#### Information provided:

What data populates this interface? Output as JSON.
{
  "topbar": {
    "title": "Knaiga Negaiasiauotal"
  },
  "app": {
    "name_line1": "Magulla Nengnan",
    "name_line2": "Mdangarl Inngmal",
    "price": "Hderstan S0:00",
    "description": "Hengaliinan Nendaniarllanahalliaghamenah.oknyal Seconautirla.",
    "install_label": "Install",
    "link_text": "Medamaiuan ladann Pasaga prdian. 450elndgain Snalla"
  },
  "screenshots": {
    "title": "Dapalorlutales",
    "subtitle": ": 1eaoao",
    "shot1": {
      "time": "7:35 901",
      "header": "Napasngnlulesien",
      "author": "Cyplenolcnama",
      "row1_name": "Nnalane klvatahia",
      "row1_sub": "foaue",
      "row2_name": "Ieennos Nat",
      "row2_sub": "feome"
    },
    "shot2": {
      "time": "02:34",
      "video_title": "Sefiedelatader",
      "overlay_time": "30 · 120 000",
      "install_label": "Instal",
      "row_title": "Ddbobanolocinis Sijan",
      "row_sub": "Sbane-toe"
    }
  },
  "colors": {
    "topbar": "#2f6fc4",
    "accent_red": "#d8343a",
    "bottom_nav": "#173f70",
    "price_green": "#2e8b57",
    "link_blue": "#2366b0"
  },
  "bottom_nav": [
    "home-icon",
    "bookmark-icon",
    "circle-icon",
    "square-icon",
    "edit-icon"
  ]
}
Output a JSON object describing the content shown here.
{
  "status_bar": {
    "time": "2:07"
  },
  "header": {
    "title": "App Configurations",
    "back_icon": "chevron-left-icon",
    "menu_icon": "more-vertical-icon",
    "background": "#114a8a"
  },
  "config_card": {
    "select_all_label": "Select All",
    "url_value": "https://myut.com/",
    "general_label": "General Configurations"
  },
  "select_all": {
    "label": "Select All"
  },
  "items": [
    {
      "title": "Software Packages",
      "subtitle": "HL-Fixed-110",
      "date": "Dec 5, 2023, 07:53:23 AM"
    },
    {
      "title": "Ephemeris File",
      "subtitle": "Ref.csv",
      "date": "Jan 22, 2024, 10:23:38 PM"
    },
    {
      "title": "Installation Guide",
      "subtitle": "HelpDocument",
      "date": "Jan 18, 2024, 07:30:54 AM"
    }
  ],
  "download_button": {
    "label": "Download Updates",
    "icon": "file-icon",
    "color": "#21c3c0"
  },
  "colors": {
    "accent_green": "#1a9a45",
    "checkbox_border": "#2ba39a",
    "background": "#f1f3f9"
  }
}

#### Given exercise:
Generate an exact reproduction of all entries.

#### Solution:
What data populates this interface? Output as JSON.
{
  "topbar": {
    "title": "Knaiga Negaiasiauotal"
  },
  "app": {
    "name_line1": "Magulla Nengnan",
    "name_line2": "Mdangarl Inngmal",
    "price": "Hderstan S0:00",
    "description": "Hengaliinan Nendaniarllanahalliaghamenah.oknyal Seconautirla.",
    "install_label": "Install",
    "link_text": "Medamaiuan ladann Pasaga prdian. 450elndgain Snalla"
  },
  "screenshots": {
    "title": "Dapalorlutales",
    "subtitle": ": 1eaoao",
    "shot1": {
      "time": "7:35 901",
      "header": "Napasngnlulesien",
      "author": "Cyplenolcnama",
      "row1_name": "Nnalane klvatahia",
      "row1_sub": "foaue",
      "row2_name": "Ieennos Nat",
      "row2_sub": "feome"
    },
    "shot2": {
      "time": "02:34",
      "video_title": "Sefiedelatader",
      "overlay_time": "30 · 120 000",
      "install_label": "Instal",
      "row_title": "Ddbobanolocinis Sijan",
      "row_sub": "Sbane-toe"
    }
  },
  "colors": {
    "topbar": "#2f6fc4",
    "accent_red": "#d8343a",
    "bottom_nav": "#173f70",
    "price_green": "#2e8b57",
    "link_blue": "#2366b0"
  },
  "bottom_nav": [
    "home-icon",
    "bookmark-icon",
    "circle-icon",
    "square-icon",
    "edit-icon"
  ]
}
Output a JSON object describing the content shown here.
{
  "status_bar": {
    "time": "2:07"
  },
  "header": {
    "title": "App Configurations",
    "back_icon": "chevron-left-icon",
    "menu_icon": "more-vertical-icon",
    "background": "#114a8a"
  },
  "config_card": {
    "select_all_label": "Select All",
    "url_value": "https://myut.com/",
    "general_label": "General Configurations"
  },
  "select_all": {
    "label": "Select All"
  },
  "items": [
    {
      "title": "Software Packages",
      "subtitle": "HL-Fixed-110",
      "date": "Dec 5, 2023, 07:53:23 AM"
    },
    {
      "title": "Ephemeris File",
      "subtitle": "Ref.csv",
      "date": "Jan 22, 2024, 10:23:38 PM"
    },
    {
      "title": "Installation Guide",
      "subtitle": "HelpDocument",
      "date": "Jan 18, 2024, 07:30:54 AM"
    }
  ],
  "download_button": {
    "label": "Download Updates",
    "icon": "file-icon",
    "color": "#21c3c0"
  },
  "colors": {
    "accent_green": "#1a9a45",
    "checkbox_border": "#2ba39a",
    "background": "#f1f3f9"
  }
}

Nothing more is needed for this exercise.